_Written instruction:_ Pick up the passage on how the voucher and dispersal policies affect asylum-seeking children and carry it on from its final sentence.

_Article:_
---------------
Indeed, many families highlight their children's drift from traditional
values and their desire to embrace westernised culture as a major
point of conflict. The voucher system is further likely to erode
the asylum-seeking child's cultural base. This contravenes Article
30 of the CRC, the right for children of minorities to enjoy their
own culture, practise their religion and use their own language.
Leisure and
stimulation are essential components of a child's development and
to this end some toys should be perceived as useful educational
tools. Similarly, access to cultural events, freedom to take part
in sport and access to heritage and historical sites all have their
place in the lives and growth of children. All of this is threatened
by the voucher system because the cash element of the package will
not extend to these activities and vouchers are unlikely to be accepted
as payment. This contravenes Article 30 of the CRC, as above;
and Article 31, the child's right to rest and leisure, play and
recreational activities and to participate fully in cultural and
artistic life.
Examples exist
of prejudice and discrimination by some supermarket staff when dealing
with families tendering vouchers. Vouchers will add to the marginalisation
and stigmatisation that many asylum-seeking children already feel
and experience. This contravenes Article 2 of the CRC, the child's
right to non- discrimination.
It is equally
difficult to see how offers of accommodation on a no-choice basis
and the subsequent dispersal of asylum seekers that will inevitably
follow can be consistent with the best interests of children. Without
planning there is a real chance that racism and prejudice will flourish
in some communities and lead to victimisation and harassment. It
is likely that, despite assurances to the contrary, the dispersal
of asylum seekers will be accommodation led and it is thus probable
that many asylum-seeking children will end up isolated on sink estates
removed from cultural and community support. This contravenes
Article 2 of the CRC, the child's right to non-discrimination; and
Article 27 the right to a reasonable standard of living (see above).
If the options
available to asylum-seeking families are either dispersal or makeshift
accommodation with friends or relatives, many will choose the latter.
This could lead to overcrowding in cramped conditions, exacerbated
by the poor quality of the housing usually available to asylum seekers.
---------------
_Recorded data:_
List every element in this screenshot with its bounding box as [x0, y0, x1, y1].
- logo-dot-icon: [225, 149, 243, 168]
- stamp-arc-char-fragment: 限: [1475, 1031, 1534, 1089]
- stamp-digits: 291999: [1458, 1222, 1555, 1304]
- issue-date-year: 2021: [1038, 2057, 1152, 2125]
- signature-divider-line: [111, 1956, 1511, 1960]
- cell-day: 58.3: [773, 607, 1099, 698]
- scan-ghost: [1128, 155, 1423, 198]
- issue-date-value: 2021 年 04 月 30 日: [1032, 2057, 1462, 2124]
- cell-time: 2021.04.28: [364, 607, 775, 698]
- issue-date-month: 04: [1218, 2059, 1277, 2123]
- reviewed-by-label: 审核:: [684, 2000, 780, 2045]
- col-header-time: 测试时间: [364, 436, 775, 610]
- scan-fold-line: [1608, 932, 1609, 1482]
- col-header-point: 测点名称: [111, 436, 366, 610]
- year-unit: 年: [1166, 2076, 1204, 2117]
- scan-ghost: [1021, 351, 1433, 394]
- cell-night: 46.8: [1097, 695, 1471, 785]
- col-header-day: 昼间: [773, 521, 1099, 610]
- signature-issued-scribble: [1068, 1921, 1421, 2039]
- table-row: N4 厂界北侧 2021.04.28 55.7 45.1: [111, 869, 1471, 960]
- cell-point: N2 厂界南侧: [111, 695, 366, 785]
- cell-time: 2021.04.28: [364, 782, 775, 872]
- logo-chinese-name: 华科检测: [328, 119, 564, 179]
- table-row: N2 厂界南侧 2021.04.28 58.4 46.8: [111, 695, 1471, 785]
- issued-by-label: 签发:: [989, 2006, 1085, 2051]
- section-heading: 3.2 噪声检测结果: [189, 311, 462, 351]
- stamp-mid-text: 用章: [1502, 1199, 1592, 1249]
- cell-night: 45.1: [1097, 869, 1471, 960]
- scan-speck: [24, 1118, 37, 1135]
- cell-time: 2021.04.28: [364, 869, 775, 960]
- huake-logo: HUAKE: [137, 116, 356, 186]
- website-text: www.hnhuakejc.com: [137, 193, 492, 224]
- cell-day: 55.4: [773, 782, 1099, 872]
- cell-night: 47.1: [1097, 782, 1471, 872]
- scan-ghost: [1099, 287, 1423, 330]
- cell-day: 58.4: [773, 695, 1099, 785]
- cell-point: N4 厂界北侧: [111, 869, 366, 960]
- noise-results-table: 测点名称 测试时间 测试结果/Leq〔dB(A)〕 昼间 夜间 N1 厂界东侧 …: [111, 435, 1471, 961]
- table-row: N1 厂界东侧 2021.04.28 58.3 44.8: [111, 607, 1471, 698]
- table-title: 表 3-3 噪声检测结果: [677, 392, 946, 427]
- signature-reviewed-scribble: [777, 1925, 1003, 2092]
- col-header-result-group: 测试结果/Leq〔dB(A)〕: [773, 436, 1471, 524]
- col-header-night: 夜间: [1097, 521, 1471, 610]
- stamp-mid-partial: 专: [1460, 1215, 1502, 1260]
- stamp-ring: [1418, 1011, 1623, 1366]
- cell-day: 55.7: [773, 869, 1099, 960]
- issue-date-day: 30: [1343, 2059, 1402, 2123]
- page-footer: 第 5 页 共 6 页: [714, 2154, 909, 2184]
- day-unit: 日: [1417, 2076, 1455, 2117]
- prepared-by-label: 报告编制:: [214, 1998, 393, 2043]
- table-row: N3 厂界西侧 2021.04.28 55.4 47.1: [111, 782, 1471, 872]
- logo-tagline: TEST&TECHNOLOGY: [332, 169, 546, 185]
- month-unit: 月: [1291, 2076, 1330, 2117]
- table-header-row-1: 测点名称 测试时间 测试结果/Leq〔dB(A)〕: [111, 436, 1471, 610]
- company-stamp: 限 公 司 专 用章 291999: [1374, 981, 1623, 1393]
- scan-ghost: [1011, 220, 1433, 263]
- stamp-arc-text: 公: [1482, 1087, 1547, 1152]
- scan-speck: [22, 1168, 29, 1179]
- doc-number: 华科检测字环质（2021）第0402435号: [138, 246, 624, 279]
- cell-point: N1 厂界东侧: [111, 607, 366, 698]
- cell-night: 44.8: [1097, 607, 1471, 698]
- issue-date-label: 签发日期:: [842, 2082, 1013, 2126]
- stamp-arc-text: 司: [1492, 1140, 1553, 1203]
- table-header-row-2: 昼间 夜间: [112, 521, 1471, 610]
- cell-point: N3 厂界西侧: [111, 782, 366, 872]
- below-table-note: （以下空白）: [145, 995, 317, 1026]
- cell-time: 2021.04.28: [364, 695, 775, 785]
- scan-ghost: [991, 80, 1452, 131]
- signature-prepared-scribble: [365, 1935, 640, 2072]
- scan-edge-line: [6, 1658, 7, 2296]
---------------
_Written response:_
Where families choose dispersal will accommodation be safe and appropriate
for their children, located within reasonable distance of schools
and health centres, and at a distance from busy roads? For those
in multi-occupancy accommodation what steps will be taken to ensure
children are not living under the same roof as those convicted or
suspected of offences against children? This contravenes Article
19 of the CRC, the child's right to protection from abuse and neglect.
Although children
will not be denied access to education there are issues here too
for dispersed asylum-seeking children. Many education authorities
will need time to develop new services in response to the needs
of the asylum-seeking child and the different models of education
that children may be used to. Consideration will also need to be
given to issues relating to disrupted patterns of education, the
variety of languages and need for appropriate support for children
whose first language is not English. Schools will also need strategies
to deal with the high incidence of bullying experienced by asylum-seeking
children. If education authorities fail to get this right the academic
achievements of many dispersed children will suffer and the risk
of isolation will be greatly increased. The danger here is that
Article 28 of the CRC, the child's right to education, will be contravened.
Similarly, health
authorities will need to adapt their services to respond to the
cultural and linguistic needs of asylum-seeking children, as well
as ensuring they have knowledge of illnesses that are more prevalent
in regions other than the UK. There is a real risk that the health
needs of children dispersed under the Act will go unaddressed. This
contravenes Article 24 of the CRC, the child's right to the highest
attainable standard of health and the state's duty to provide health
education.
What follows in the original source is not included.